■ **JOB**:
Return the count of lines with the string "value" in them, and nothing else.

■ **RECORD EXCERPTS**:
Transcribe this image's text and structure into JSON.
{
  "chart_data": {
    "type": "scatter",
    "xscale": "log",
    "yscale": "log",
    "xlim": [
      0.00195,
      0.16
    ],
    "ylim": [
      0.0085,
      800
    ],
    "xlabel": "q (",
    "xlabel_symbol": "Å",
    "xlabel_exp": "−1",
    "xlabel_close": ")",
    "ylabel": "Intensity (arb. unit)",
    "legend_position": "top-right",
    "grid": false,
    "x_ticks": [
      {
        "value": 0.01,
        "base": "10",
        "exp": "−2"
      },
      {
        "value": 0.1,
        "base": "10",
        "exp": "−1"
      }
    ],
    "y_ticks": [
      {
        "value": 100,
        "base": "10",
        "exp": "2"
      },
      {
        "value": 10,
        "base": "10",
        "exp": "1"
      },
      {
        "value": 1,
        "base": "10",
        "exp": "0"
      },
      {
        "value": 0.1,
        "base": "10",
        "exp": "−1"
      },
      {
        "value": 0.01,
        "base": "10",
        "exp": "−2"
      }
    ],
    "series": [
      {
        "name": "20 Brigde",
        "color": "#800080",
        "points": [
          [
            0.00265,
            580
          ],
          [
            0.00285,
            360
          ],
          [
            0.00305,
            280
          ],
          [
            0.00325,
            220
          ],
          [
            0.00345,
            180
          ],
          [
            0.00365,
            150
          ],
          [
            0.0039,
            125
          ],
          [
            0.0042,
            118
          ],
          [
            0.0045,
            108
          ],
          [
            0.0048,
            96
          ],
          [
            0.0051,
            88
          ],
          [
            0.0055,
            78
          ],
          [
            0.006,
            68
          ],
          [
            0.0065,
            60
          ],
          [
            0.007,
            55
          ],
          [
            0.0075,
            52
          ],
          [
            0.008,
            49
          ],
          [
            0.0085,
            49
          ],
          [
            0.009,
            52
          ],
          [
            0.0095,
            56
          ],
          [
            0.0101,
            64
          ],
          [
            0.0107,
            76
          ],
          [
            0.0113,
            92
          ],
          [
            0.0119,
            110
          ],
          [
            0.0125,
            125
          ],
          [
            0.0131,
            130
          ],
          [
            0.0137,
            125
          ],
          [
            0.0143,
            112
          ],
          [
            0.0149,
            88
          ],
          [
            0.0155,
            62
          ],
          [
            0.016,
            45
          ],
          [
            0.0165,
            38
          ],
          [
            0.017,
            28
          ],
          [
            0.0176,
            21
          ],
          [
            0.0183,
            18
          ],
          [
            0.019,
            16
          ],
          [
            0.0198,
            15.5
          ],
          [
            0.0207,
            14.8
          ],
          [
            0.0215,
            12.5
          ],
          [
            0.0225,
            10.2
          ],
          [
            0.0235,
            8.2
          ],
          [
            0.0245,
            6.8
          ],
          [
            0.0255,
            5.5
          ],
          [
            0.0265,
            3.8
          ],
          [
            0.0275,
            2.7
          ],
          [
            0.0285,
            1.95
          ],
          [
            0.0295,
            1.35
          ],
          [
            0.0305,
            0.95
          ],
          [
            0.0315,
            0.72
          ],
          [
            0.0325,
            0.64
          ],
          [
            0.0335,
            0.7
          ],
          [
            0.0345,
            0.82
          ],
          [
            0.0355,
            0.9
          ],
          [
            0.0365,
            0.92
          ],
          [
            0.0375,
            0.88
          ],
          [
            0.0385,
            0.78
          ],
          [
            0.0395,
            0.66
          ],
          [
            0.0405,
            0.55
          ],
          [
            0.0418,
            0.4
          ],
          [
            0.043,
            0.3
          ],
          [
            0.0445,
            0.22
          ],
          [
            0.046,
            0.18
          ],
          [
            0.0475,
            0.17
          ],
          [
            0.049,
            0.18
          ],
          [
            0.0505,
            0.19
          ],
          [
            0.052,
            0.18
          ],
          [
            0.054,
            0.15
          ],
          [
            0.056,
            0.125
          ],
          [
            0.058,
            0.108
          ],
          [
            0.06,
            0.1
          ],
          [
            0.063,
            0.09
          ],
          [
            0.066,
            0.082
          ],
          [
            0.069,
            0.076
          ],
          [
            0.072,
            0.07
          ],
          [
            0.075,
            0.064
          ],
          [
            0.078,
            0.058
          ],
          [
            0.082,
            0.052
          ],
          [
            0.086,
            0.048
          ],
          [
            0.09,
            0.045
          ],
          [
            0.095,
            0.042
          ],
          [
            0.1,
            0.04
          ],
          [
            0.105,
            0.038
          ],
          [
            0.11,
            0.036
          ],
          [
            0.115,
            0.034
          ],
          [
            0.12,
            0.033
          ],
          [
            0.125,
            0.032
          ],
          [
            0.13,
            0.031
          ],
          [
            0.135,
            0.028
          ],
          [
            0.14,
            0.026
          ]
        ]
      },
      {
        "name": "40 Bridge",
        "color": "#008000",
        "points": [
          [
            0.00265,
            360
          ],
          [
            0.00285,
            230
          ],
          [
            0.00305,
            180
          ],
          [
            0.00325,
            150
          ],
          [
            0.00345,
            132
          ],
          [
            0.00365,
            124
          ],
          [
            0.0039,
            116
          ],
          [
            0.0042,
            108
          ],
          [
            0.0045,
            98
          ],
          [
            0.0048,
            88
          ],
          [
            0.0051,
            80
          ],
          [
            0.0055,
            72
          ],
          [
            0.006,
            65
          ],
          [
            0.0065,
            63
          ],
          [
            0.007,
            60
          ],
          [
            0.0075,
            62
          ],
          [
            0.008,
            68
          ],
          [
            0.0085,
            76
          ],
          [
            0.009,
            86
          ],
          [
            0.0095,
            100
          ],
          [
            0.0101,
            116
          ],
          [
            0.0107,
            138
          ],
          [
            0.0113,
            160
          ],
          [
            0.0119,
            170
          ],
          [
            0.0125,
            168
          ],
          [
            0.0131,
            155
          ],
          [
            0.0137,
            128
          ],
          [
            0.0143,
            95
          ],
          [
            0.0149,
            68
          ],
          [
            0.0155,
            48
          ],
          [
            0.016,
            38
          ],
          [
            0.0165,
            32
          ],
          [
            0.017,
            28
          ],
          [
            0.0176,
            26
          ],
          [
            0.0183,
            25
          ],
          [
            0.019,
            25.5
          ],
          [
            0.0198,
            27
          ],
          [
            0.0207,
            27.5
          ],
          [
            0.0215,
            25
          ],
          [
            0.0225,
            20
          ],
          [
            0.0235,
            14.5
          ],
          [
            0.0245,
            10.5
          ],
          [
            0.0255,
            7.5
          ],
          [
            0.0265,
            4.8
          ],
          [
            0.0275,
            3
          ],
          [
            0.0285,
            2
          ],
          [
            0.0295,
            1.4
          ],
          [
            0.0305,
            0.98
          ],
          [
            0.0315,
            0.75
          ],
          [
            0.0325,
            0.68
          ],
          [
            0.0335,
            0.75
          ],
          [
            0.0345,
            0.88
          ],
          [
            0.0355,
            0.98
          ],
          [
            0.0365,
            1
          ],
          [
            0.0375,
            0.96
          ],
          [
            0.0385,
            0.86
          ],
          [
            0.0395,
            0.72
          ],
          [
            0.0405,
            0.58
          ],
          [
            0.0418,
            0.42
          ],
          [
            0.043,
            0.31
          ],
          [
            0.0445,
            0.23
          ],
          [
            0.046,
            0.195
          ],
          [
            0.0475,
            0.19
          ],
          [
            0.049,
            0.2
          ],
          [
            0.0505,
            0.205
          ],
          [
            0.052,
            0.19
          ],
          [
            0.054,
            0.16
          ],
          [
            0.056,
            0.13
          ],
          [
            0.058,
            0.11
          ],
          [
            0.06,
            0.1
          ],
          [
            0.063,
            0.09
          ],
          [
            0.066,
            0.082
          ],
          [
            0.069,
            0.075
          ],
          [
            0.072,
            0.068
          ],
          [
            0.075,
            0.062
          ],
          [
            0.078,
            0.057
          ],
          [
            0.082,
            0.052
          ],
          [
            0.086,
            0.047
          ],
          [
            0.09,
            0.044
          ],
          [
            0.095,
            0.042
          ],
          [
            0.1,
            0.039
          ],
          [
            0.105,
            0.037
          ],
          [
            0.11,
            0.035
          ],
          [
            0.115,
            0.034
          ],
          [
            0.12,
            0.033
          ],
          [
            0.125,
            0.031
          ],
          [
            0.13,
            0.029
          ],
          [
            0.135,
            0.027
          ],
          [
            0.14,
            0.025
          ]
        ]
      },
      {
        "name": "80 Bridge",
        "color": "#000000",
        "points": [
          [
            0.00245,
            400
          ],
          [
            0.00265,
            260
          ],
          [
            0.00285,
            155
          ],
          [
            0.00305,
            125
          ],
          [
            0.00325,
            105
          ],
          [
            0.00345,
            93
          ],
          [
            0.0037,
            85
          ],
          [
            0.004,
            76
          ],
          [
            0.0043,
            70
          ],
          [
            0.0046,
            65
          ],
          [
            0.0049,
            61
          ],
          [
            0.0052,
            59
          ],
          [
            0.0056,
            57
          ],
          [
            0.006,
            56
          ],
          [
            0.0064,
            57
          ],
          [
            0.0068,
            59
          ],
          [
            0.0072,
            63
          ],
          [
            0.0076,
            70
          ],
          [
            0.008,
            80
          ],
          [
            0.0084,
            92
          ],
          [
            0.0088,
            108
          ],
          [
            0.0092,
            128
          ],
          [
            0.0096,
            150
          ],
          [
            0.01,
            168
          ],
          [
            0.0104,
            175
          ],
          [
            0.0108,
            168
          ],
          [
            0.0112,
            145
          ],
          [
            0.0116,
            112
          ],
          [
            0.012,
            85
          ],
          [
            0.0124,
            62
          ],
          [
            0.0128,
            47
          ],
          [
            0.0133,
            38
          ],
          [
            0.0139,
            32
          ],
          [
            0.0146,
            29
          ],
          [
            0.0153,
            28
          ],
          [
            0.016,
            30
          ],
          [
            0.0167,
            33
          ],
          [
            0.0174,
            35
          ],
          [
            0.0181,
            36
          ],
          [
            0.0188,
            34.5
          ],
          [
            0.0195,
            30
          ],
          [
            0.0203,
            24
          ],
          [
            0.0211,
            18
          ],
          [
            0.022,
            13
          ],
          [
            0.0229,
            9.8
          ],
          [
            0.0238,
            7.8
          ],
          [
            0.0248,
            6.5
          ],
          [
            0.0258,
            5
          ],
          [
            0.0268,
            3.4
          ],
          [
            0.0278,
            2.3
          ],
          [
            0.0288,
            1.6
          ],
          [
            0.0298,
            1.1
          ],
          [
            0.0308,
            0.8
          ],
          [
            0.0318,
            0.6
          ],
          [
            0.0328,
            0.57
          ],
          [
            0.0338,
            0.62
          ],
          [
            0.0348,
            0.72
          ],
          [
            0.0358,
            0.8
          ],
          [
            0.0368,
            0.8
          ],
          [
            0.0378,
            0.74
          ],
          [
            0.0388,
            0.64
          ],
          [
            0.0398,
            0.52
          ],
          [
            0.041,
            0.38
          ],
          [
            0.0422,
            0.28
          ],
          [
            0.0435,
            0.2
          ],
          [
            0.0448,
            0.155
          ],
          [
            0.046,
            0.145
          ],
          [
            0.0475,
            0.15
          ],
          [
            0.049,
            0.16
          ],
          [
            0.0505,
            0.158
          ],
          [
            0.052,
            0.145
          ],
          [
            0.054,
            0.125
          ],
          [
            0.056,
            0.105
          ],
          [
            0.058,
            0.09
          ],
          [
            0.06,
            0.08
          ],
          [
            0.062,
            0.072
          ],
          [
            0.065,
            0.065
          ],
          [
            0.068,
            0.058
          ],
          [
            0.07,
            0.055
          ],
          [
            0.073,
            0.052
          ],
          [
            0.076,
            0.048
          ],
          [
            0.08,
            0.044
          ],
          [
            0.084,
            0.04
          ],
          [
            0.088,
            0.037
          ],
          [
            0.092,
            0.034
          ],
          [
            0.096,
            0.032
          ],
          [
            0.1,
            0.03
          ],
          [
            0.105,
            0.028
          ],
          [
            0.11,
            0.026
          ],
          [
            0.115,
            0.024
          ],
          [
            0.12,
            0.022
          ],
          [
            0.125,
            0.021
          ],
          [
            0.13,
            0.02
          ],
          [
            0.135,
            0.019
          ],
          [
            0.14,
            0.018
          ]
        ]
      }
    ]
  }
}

■ **RESPONSE TO THE EXERCISE**:
7